§ **Instructions to follow**:
Search the material for the word "color" and copy each line that holds it.

§ **Material for this task**:
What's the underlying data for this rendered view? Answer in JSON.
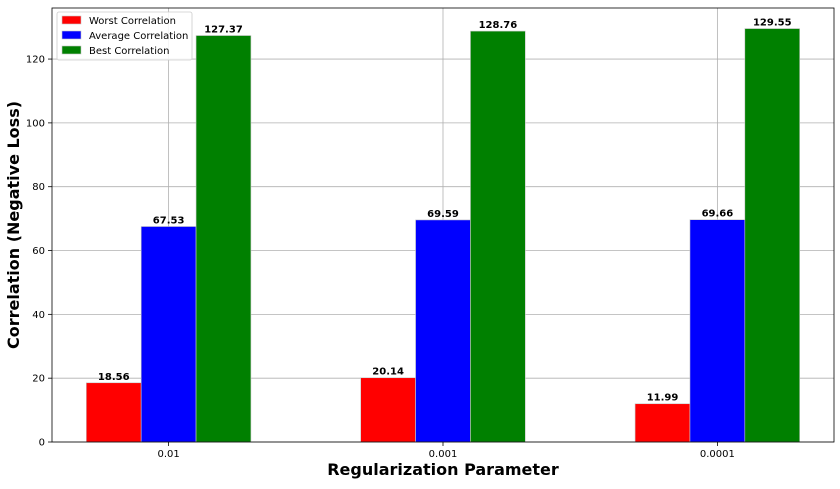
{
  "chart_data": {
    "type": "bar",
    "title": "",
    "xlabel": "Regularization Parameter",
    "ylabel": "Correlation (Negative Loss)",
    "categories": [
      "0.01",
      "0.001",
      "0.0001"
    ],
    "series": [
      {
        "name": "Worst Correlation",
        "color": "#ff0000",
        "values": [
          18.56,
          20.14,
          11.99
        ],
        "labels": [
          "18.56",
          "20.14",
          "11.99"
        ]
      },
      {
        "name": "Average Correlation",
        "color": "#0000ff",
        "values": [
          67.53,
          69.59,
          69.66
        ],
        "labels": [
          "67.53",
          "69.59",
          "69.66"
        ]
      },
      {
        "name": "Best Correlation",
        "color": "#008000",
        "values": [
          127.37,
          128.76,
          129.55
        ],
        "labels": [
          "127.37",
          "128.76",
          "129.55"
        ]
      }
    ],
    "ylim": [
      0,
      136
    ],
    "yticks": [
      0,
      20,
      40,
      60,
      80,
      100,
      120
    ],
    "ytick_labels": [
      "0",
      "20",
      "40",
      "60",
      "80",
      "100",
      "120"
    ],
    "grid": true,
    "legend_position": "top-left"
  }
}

§ **Task solution**:
        "color": "#ff0000",
        "color": "#0000ff",
        "color": "#008000",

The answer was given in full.